### What is required
With the string "Galenus" as the filter, copy each matching line from the records.

(Records for this task)

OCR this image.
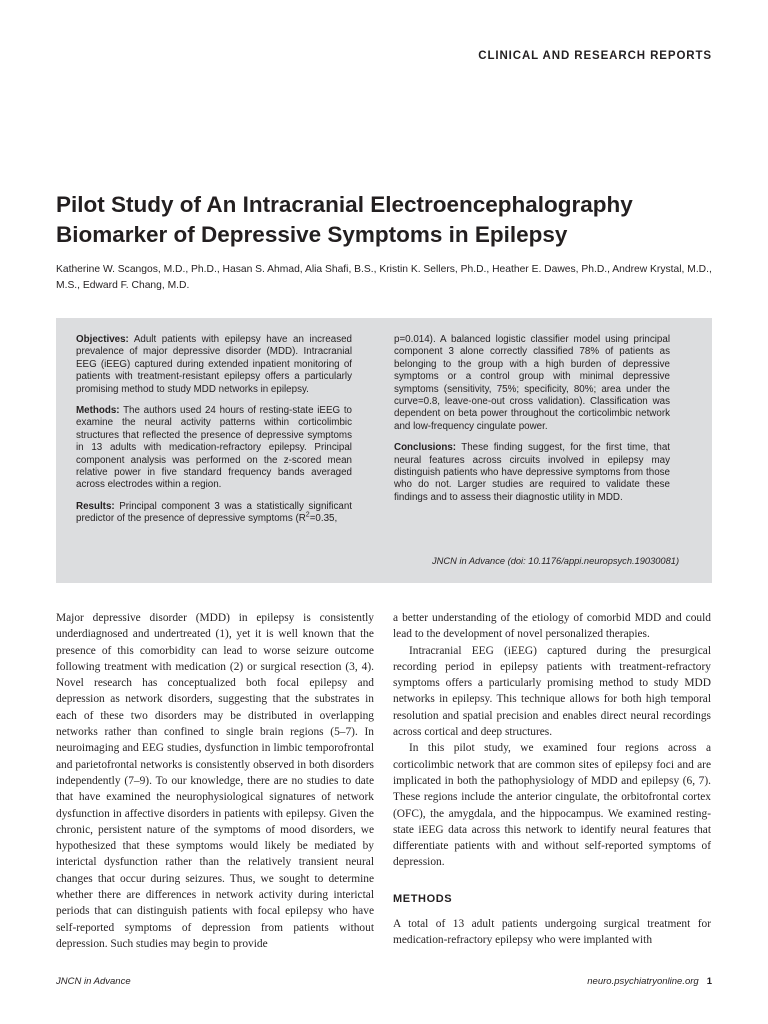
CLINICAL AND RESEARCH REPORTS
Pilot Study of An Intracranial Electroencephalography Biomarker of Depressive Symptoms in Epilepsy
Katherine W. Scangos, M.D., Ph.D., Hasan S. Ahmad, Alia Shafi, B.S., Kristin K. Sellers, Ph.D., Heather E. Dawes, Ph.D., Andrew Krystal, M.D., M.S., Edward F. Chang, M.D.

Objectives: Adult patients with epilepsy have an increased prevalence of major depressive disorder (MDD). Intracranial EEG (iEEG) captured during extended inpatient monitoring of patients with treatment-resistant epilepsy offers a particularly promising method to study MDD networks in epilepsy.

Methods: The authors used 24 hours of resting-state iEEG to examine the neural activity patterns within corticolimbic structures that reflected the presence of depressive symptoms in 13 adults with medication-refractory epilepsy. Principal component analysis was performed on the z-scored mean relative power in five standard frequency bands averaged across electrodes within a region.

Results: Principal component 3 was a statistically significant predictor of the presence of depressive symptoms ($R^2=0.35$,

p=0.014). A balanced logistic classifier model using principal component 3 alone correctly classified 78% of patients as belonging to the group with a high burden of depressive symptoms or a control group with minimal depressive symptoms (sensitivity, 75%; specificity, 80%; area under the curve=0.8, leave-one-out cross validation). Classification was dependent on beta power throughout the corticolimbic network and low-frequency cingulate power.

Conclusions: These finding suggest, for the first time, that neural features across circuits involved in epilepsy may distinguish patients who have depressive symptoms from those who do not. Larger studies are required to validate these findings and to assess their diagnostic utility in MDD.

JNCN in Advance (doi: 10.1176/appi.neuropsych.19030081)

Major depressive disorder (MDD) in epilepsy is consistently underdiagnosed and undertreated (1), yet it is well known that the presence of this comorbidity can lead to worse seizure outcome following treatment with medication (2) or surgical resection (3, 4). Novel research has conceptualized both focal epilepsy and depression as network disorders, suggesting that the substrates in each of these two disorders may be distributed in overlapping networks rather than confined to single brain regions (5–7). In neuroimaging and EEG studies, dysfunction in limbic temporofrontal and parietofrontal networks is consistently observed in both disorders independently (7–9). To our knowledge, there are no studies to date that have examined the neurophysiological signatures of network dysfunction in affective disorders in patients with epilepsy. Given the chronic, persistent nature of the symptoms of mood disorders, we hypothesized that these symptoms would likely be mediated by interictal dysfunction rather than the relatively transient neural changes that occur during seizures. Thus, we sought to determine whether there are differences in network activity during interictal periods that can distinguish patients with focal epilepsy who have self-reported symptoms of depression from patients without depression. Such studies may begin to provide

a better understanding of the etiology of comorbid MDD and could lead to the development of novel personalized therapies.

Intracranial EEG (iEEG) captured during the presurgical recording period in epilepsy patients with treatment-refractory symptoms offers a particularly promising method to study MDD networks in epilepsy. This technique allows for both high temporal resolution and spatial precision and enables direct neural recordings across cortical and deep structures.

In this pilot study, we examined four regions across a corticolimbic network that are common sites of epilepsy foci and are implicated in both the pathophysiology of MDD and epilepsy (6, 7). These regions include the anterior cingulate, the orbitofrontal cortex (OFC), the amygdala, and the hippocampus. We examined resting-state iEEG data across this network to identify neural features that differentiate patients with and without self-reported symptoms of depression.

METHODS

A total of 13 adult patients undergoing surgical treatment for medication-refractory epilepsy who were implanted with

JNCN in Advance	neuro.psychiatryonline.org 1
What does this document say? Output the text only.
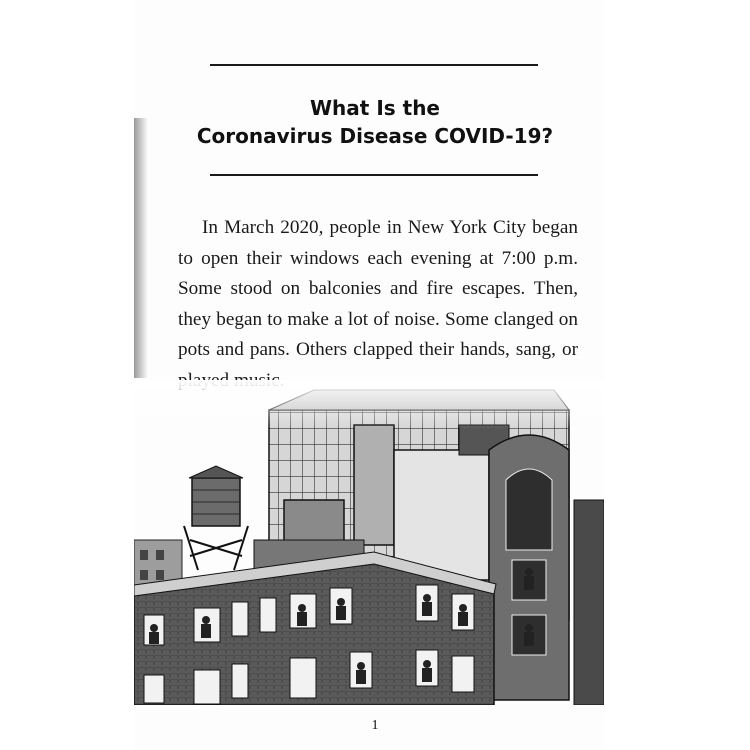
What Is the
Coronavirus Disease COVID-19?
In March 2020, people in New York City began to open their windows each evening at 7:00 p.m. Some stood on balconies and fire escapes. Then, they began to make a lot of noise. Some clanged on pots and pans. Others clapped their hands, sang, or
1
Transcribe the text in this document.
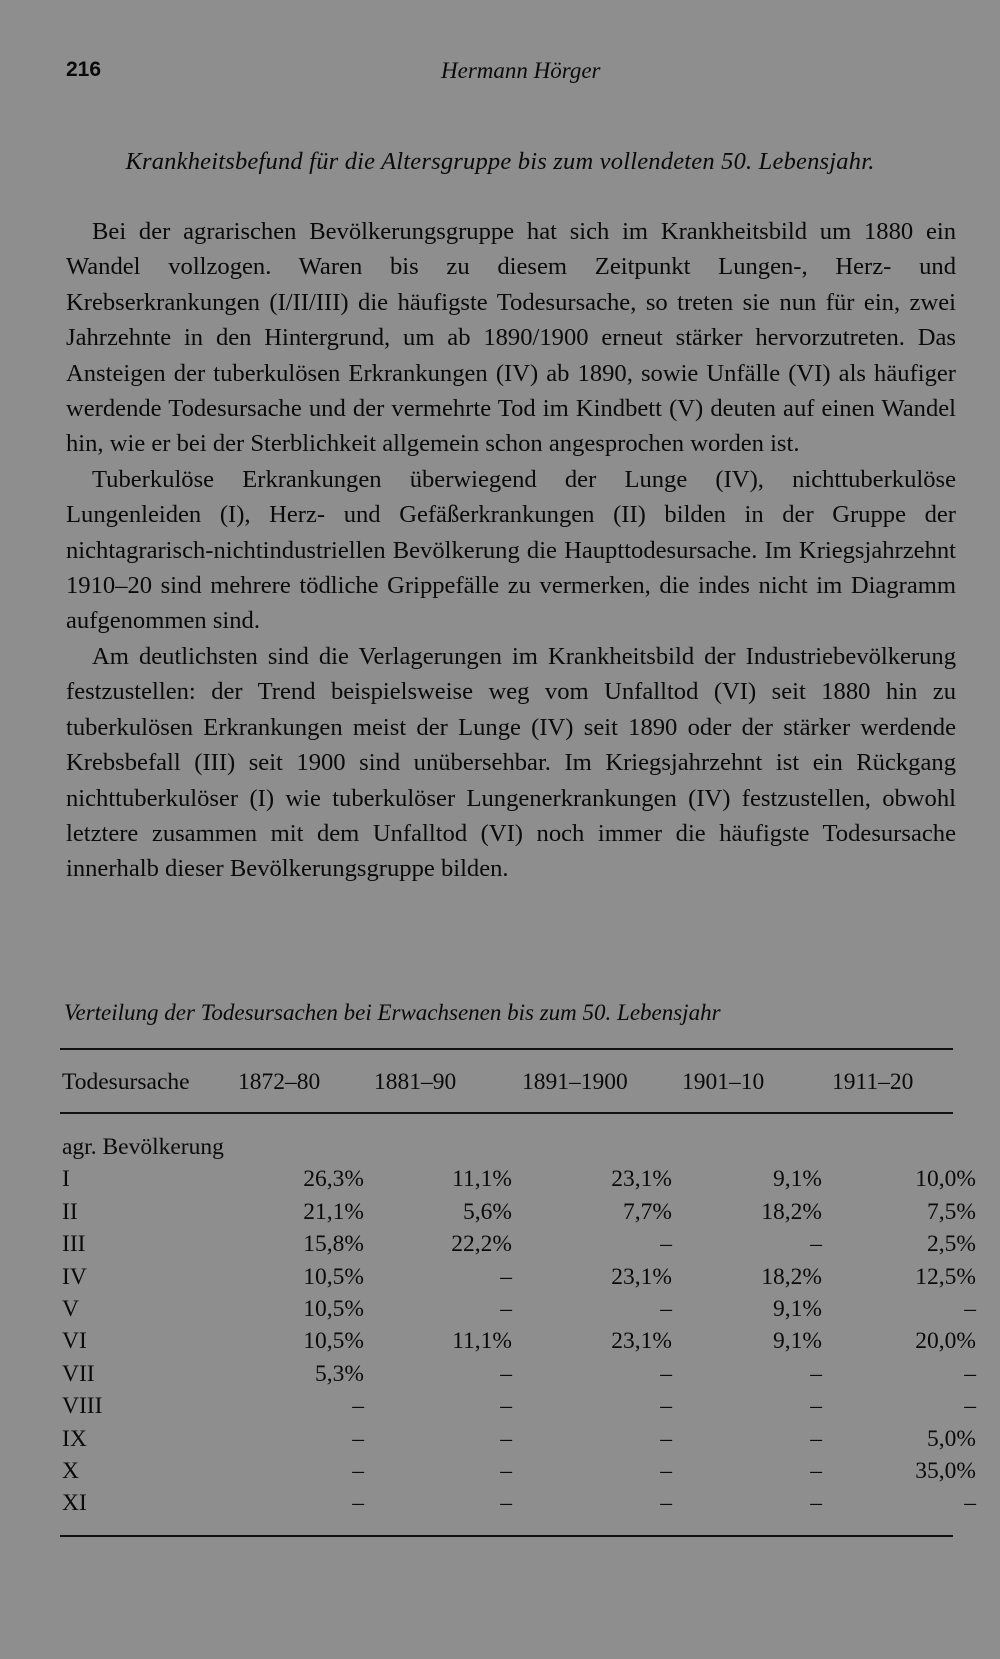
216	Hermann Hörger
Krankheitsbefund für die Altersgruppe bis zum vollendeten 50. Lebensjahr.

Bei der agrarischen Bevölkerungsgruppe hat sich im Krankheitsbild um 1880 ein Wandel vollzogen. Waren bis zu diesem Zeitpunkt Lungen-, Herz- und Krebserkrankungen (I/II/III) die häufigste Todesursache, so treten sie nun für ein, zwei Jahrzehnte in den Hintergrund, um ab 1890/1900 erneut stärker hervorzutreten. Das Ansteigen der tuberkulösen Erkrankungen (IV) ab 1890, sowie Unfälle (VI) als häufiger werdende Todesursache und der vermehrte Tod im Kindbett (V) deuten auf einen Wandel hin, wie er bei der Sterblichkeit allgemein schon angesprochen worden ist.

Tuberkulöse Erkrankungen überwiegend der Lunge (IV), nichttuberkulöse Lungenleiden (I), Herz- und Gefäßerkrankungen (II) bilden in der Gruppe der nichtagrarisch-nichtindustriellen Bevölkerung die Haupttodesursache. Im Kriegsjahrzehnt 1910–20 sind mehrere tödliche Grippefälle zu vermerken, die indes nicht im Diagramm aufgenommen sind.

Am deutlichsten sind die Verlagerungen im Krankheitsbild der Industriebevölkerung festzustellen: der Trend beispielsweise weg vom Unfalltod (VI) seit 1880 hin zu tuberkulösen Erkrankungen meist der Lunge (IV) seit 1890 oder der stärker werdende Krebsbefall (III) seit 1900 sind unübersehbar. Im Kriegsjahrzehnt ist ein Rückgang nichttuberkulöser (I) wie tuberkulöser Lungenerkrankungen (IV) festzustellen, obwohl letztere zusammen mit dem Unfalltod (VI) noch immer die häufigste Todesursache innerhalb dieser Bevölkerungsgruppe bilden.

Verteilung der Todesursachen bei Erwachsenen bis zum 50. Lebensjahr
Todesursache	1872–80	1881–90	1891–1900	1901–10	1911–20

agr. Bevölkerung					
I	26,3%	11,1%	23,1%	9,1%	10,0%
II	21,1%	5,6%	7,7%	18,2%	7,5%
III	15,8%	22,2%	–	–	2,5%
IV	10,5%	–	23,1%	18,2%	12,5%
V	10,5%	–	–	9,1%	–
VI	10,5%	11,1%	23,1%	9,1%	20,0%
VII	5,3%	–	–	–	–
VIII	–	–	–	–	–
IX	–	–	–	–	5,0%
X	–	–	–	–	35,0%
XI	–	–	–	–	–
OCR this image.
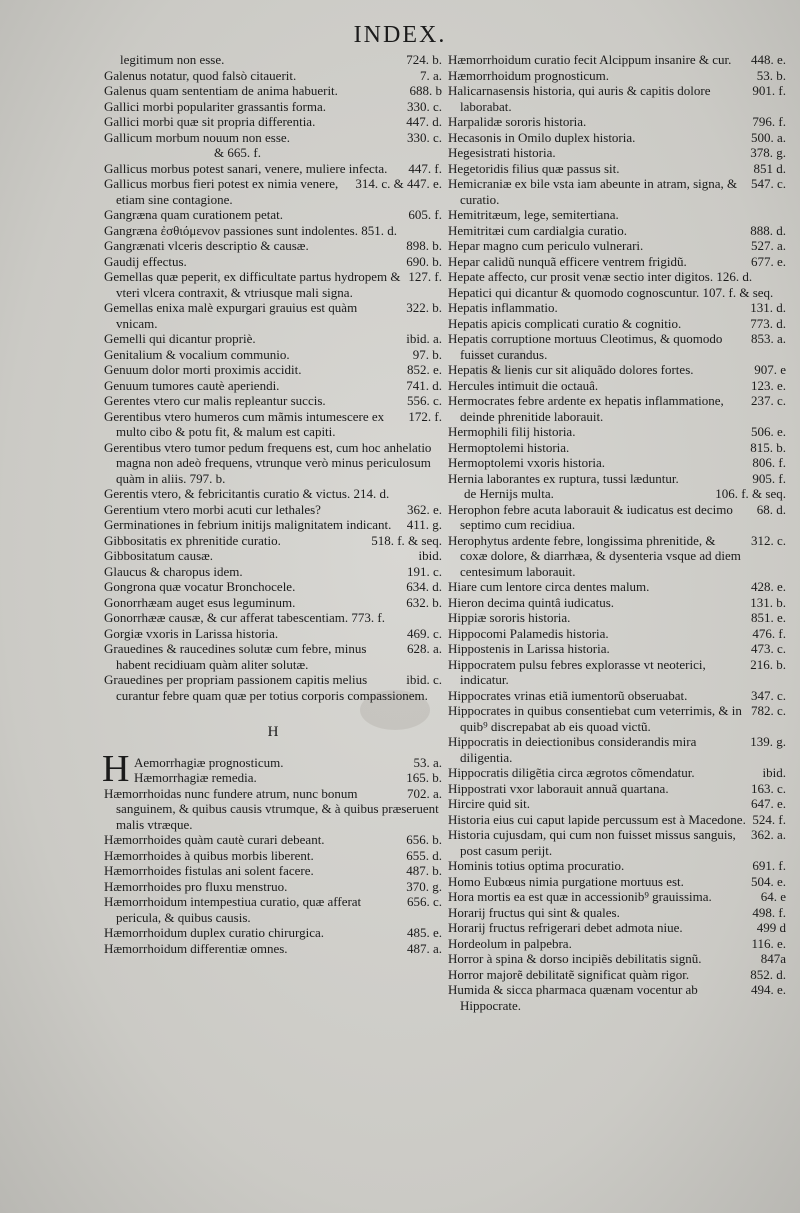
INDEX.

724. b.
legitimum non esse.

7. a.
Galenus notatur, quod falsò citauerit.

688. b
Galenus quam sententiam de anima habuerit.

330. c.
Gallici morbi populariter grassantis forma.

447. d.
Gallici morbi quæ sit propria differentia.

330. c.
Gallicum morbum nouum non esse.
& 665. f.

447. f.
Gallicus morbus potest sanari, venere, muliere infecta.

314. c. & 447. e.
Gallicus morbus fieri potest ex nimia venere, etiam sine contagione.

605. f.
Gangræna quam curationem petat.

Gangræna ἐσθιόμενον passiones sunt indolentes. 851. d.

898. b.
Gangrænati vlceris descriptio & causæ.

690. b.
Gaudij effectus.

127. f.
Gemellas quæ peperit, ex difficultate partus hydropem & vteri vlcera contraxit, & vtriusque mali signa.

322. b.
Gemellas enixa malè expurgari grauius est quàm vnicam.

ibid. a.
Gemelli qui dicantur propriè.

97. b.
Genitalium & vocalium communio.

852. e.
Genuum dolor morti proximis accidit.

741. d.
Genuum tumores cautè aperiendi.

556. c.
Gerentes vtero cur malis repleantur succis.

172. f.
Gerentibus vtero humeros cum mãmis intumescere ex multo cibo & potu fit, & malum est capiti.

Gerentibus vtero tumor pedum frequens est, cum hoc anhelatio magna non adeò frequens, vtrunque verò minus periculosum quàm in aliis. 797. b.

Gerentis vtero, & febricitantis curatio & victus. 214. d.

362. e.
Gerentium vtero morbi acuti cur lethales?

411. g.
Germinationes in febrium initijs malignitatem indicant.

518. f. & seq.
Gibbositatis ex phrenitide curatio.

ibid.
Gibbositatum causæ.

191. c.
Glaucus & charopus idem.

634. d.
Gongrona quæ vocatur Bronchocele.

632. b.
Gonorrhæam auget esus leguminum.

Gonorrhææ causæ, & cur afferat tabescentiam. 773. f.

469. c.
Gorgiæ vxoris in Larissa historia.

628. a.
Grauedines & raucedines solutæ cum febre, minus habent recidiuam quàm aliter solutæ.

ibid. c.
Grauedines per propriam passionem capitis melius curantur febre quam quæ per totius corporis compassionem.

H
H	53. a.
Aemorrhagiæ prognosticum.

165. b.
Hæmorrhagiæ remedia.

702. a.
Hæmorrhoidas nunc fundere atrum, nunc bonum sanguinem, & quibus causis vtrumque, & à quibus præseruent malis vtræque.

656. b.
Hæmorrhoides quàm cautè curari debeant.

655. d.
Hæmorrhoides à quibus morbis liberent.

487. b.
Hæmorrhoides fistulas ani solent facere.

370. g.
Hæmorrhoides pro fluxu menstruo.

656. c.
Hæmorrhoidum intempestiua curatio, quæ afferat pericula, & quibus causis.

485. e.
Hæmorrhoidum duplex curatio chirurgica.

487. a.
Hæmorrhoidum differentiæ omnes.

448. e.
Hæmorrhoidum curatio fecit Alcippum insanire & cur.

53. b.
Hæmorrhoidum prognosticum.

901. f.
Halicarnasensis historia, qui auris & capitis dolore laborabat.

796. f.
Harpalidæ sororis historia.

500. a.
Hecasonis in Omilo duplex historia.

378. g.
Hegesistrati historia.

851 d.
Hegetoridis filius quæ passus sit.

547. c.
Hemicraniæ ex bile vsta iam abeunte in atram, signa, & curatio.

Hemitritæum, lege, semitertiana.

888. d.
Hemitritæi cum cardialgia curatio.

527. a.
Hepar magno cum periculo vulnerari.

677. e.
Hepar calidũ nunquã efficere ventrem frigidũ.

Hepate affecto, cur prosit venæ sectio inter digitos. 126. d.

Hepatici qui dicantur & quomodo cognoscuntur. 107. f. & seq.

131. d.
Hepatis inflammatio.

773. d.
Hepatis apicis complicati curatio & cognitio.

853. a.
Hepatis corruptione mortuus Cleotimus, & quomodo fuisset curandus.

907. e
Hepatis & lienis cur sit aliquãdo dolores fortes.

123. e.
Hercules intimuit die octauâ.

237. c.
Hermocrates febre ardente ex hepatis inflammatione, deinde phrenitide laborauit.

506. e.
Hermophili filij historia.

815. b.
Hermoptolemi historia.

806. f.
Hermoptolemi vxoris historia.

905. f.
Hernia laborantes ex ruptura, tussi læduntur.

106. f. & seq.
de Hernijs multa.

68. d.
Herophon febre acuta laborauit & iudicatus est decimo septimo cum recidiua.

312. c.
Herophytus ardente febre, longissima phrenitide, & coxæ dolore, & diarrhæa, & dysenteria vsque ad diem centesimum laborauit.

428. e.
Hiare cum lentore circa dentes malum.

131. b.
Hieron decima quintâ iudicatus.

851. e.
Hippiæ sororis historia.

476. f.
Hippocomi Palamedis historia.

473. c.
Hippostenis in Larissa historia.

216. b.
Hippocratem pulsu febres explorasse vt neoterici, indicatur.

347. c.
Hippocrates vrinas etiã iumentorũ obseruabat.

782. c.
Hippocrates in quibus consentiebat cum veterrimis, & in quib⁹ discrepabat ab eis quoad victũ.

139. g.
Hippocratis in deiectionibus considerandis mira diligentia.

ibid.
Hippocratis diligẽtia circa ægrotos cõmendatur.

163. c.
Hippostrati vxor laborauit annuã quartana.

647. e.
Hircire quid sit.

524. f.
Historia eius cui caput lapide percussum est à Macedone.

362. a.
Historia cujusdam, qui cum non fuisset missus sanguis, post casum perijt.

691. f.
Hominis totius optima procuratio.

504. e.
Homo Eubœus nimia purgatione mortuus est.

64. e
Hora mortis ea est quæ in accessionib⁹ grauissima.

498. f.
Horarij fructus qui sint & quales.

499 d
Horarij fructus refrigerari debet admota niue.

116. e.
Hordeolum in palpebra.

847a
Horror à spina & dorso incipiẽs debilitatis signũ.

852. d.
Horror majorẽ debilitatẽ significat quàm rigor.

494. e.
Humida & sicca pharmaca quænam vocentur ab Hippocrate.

(End Records for this task)

### Written answer
Galenus notatur, quod falsò citauerit.
Galenus quam sententiam de anima habuerit.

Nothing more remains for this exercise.